YOUR GOAL: Render the stretch of the listing below from its first line through the line containing "line-number: 3 xyxy=(329,136,339,154)" as a Markdown table with the columns Row and Entry, leaving out any blank lines.
start EXERCISE MATERIALS
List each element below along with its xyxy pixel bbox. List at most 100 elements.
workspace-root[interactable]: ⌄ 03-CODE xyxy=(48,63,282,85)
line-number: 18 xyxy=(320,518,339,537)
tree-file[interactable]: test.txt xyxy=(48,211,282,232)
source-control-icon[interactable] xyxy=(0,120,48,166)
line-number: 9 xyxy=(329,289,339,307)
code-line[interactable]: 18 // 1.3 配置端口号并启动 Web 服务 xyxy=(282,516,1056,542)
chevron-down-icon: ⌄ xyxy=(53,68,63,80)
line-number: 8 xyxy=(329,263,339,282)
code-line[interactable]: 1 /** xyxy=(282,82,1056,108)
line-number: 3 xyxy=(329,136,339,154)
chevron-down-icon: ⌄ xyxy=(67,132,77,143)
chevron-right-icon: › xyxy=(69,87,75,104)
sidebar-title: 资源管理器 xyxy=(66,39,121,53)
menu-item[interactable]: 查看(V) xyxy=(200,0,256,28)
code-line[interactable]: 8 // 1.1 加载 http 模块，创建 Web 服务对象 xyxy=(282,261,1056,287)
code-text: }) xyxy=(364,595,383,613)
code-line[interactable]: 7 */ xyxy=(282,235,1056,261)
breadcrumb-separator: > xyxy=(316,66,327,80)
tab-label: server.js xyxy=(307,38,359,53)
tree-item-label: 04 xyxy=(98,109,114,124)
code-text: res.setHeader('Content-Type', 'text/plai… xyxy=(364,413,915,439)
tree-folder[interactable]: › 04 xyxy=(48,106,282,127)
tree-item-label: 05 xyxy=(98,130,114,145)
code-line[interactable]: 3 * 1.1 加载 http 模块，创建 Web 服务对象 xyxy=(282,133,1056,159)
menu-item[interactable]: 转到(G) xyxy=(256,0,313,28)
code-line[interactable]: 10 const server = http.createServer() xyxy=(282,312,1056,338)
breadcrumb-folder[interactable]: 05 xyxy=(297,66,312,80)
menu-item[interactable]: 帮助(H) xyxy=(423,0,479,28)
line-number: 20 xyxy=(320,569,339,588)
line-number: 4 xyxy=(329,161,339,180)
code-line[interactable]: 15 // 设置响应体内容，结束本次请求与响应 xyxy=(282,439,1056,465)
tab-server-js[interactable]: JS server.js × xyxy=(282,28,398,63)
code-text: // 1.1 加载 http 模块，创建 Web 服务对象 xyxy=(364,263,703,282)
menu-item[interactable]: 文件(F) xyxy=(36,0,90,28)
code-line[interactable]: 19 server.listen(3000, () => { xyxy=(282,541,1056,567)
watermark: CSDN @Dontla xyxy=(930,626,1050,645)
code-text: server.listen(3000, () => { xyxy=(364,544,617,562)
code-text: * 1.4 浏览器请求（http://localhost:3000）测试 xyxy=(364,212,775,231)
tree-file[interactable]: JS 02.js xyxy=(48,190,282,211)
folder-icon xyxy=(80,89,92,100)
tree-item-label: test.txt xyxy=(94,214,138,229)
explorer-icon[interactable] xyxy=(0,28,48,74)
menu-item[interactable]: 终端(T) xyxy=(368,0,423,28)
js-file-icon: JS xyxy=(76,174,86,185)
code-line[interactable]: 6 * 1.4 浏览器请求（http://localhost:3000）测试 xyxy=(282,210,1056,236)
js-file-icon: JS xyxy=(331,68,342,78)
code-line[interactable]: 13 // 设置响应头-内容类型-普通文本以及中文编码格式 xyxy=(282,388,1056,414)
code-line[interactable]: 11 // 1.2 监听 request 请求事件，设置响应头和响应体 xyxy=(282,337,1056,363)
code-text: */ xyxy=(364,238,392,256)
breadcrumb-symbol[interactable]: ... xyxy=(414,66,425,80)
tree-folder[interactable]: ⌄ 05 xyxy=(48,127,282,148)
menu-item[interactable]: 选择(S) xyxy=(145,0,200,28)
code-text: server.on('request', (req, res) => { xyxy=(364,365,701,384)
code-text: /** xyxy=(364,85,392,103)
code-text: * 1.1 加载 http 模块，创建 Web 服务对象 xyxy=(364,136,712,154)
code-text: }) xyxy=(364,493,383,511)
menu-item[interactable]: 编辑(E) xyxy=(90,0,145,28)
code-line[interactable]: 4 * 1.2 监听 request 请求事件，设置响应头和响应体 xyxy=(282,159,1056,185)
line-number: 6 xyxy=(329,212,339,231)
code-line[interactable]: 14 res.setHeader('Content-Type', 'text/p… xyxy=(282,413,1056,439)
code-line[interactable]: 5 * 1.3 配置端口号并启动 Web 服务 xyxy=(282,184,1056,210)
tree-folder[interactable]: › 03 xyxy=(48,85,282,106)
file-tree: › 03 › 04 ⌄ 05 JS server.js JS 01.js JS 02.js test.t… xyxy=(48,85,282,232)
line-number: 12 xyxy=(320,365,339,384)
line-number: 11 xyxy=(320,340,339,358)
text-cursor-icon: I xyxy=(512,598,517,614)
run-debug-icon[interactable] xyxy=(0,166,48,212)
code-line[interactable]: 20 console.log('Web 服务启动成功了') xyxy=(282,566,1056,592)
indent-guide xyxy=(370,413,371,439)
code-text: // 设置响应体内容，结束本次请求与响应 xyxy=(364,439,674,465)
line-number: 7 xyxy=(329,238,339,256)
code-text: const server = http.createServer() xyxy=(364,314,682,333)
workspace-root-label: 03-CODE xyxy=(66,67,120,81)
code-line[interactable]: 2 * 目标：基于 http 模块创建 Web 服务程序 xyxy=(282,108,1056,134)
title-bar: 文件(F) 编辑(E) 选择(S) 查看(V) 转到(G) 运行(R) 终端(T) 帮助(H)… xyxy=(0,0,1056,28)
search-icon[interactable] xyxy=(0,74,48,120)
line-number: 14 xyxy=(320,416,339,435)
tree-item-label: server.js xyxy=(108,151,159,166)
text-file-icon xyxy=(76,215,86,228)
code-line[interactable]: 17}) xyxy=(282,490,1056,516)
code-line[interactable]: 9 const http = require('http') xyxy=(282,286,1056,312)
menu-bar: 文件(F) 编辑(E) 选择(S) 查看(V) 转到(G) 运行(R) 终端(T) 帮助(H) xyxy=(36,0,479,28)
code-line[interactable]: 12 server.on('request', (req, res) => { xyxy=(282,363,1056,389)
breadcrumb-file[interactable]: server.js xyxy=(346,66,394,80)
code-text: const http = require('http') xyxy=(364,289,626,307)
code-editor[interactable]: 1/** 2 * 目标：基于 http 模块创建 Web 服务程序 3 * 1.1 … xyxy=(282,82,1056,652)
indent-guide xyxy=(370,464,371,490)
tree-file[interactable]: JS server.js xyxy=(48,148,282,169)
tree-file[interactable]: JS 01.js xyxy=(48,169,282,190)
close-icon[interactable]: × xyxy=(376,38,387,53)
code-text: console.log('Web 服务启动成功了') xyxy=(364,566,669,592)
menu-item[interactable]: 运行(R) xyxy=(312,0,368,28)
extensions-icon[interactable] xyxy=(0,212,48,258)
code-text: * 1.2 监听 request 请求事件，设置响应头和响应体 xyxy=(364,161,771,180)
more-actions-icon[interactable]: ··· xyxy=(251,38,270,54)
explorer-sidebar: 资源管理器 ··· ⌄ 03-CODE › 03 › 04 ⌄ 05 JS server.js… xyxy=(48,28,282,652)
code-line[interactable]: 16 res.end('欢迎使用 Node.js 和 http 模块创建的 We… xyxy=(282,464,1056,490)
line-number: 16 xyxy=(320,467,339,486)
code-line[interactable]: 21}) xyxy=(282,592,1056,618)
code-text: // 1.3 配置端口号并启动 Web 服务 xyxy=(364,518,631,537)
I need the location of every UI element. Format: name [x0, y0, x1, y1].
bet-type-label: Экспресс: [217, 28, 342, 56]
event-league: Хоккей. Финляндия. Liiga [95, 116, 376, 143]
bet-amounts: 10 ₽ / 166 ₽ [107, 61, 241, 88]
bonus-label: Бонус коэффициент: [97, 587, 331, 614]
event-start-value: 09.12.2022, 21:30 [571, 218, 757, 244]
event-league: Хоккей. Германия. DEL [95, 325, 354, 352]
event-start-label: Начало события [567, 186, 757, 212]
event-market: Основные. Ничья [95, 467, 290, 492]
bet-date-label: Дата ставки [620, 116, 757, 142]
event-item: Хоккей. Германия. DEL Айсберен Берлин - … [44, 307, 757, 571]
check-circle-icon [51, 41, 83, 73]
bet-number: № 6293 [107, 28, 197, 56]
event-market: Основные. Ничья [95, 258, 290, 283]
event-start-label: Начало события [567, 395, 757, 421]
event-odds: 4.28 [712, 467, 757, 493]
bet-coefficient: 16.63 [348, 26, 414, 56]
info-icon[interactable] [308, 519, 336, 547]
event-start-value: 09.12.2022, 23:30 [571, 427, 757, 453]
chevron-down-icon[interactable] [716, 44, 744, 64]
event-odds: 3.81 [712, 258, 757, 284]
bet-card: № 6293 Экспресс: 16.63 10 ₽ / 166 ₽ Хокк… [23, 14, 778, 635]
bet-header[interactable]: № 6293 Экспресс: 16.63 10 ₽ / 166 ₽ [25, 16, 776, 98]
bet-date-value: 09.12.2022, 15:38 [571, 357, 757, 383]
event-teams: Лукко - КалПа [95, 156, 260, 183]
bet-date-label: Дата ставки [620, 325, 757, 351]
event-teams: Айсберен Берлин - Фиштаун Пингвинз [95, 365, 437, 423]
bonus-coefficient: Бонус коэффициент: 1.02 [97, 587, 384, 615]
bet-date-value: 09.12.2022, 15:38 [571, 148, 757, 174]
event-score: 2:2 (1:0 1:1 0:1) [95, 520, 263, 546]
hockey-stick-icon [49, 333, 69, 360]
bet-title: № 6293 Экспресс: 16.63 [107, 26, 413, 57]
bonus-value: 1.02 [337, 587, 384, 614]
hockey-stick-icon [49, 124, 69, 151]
end EXERCISE MATERIALS
WRITTEN ANSWER:
| Row | Entry |
|---|---|
| 1 | List each element below along with its xyxy pixel bbox. List at most 100 elements. |
| 2 | workspace-root[interactable]: ⌄ 03-CODE xyxy=(48,63,282,85) |
| 3 | line-number: 18 xyxy=(320,518,339,537) |
| 4 | tree-file[interactable]: test.txt xyxy=(48,211,282,232) |
| 5 | source-control-icon[interactable] xyxy=(0,120,48,166) |
| 6 | line-number: 9 xyxy=(329,289,339,307) |
| 7 | code-line[interactable]: 18 // 1.3 配置端口号并启动 Web 服务 xyxy=(282,516,1056,542) |
| 8 | chevron-down-icon: ⌄ xyxy=(53,68,63,80) |
| 9 | line-number: 8 xyxy=(329,263,339,282) |
| 10 | code-line[interactable]: 1 /** xyxy=(282,82,1056,108) |
| 11 | line-number: 3 xyxy=(329,136,339,154) |